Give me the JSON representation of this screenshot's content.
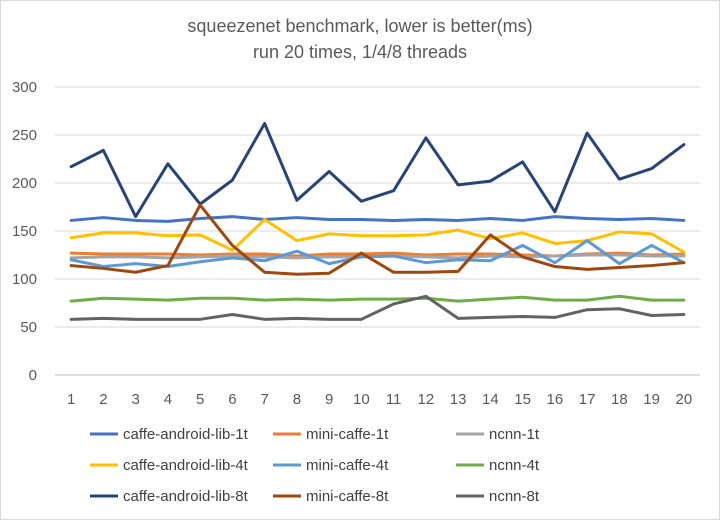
{
  "chart_data": {
    "type": "line",
    "title": "squeezenet benchmark, lower is better(ms)",
    "subtitle": "run 20 times, 1/4/8 threads",
    "xlabel": "",
    "ylabel": "",
    "ylim": [
      0,
      300
    ],
    "yticks": [
      0,
      50,
      100,
      150,
      200,
      250,
      300
    ],
    "grid": true,
    "legend_position": "bottom",
    "categories": [
      "1",
      "2",
      "3",
      "4",
      "5",
      "6",
      "7",
      "8",
      "9",
      "10",
      "11",
      "12",
      "13",
      "14",
      "15",
      "16",
      "17",
      "18",
      "19",
      "20"
    ],
    "series": [
      {
        "name": "caffe-android-lib-1t",
        "color": "#4472C4",
        "values": [
          161,
          164,
          161,
          160,
          163,
          165,
          162,
          164,
          162,
          162,
          161,
          162,
          161,
          163,
          161,
          165,
          163,
          162,
          163,
          161
        ]
      },
      {
        "name": "mini-caffe-1t",
        "color": "#ED7D31",
        "values": [
          127,
          126,
          126,
          126,
          125,
          126,
          126,
          124,
          126,
          126,
          127,
          125,
          126,
          126,
          125,
          124,
          126,
          127,
          125,
          126
        ]
      },
      {
        "name": "ncnn-1t",
        "color": "#A5A5A5",
        "values": [
          122,
          123,
          123,
          122,
          123,
          124,
          123,
          122,
          123,
          123,
          124,
          123,
          122,
          124,
          123,
          124,
          125,
          125,
          124,
          124
        ]
      },
      {
        "name": "caffe-android-lib-4t",
        "color": "#FFC000",
        "values": [
          143,
          148,
          148,
          145,
          146,
          130,
          162,
          140,
          147,
          145,
          145,
          146,
          151,
          142,
          148,
          137,
          140,
          149,
          147,
          128
        ]
      },
      {
        "name": "mini-caffe-4t",
        "color": "#5B9BD5",
        "values": [
          120,
          113,
          116,
          113,
          118,
          122,
          119,
          129,
          116,
          123,
          124,
          117,
          120,
          119,
          135,
          117,
          140,
          116,
          135,
          117
        ]
      },
      {
        "name": "ncnn-4t",
        "color": "#70AD47",
        "values": [
          77,
          80,
          79,
          78,
          80,
          80,
          78,
          79,
          78,
          79,
          79,
          80,
          77,
          79,
          81,
          78,
          78,
          82,
          78,
          78
        ]
      },
      {
        "name": "caffe-android-lib-8t",
        "color": "#264478",
        "values": [
          217,
          234,
          165,
          220,
          178,
          203,
          262,
          182,
          212,
          181,
          192,
          247,
          198,
          202,
          222,
          170,
          252,
          204,
          215,
          240
        ]
      },
      {
        "name": "mini-caffe-8t",
        "color": "#9E480E",
        "values": [
          114,
          111,
          107,
          114,
          177,
          135,
          107,
          105,
          106,
          127,
          107,
          107,
          108,
          146,
          123,
          113,
          110,
          112,
          114,
          117
        ]
      },
      {
        "name": "ncnn-8t",
        "color": "#636363",
        "values": [
          58,
          59,
          58,
          58,
          58,
          63,
          58,
          59,
          58,
          58,
          74,
          82,
          59,
          60,
          61,
          60,
          68,
          69,
          62,
          63
        ]
      }
    ]
  }
}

..........

Short task: Copy every entry word for word, but omit the pictures.

Exercise result:
Give me the JSON representation of this screenshot's content.
{
  "chart_data": {
    "type": "line",
    "title": "squeezenet benchmark, lower is better(ms)",
    "subtitle": "run 20 times, 1/4/8 threads",
    "xlabel": "",
    "ylabel": "",
    "ylim": [
      0,
      300
    ],
    "yticks": [
      0,
      50,
      100,
      150,
      200,
      250,
      300
    ],
    "grid": true,
    "legend_position": "bottom",
    "categories": [
      "1",
      "2",
      "3",
      "4",
      "5",
      "6",
      "7",
      "8",
      "9",
      "10",
      "11",
      "12",
      "13",
      "14",
      "15",
      "16",
      "17",
      "18",
      "19",
      "20"
    ],
    "series": [
      {
        "name": "caffe-android-lib-1t",
        "color": "#4472C4",
        "values": [
          161,
          164,
          161,
          160,
          163,
          165,
          162,
          164,
          162,
          162,
          161,
          162,
          161,
          163,
          161,
          165,
          163,
          162,
          163,
          161
        ]
      },
      {
        "name": "mini-caffe-1t",
        "color": "#ED7D31",
        "values": [
          127,
          126,
          126,
          126,
          125,
          126,
          126,
          124,
          126,
          126,
          127,
          125,
          126,
          126,
          125,
          124,
          126,
          127,
          125,
          126
        ]
      },
      {
        "name": "ncnn-1t",
        "color": "#A5A5A5",
        "values": [
          122,
          123,
          123,
          122,
          123,
          124,
          123,
          122,
          123,
          123,
          124,
          123,
          122,
          124,
          123,
          124,
          125,
          125,
          124,
          124
        ]
      },
      {
        "name": "caffe-android-lib-4t",
        "color": "#FFC000",
        "values": [
          143,
          148,
          148,
          145,
          146,
          130,
          162,
          140,
          147,
          145,
          145,
          146,
          151,
          142,
          148,
          137,
          140,
          149,
          147,
          128
        ]
      },
      {
        "name": "mini-caffe-4t",
        "color": "#5B9BD5",
        "values": [
          120,
          113,
          116,
          113,
          118,
          122,
          119,
          129,
          116,
          123,
          124,
          117,
          120,
          119,
          135,
          117,
          140,
          116,
          135,
          117
        ]
      },
      {
        "name": "ncnn-4t",
        "color": "#70AD47",
        "values": [
          77,
          80,
          79,
          78,
          80,
          80,
          78,
          79,
          78,
          79,
          79,
          80,
          77,
          79,
          81,
          78,
          78,
          82,
          78,
          78
        ]
      },
      {
        "name": "caffe-android-lib-8t",
        "color": "#264478",
        "values": [
          217,
          234,
          165,
          220,
          178,
          203,
          262,
          182,
          212,
          181,
          192,
          247,
          198,
          202,
          222,
          170,
          252,
          204,
          215,
          240
        ]
      },
      {
        "name": "mini-caffe-8t",
        "color": "#9E480E",
        "values": [
          114,
          111,
          107,
          114,
          177,
          135,
          107,
          105,
          106,
          127,
          107,
          107,
          108,
          146,
          123,
          113,
          110,
          112,
          114,
          117
        ]
      },
      {
        "name": "ncnn-8t",
        "color": "#636363",
        "values": [
          58,
          59,
          58,
          58,
          58,
          63,
          58,
          59,
          58,
          58,
          74,
          82,
          59,
          60,
          61,
          60,
          68,
          69,
          62,
          63
        ]
      }
    ]
  }
}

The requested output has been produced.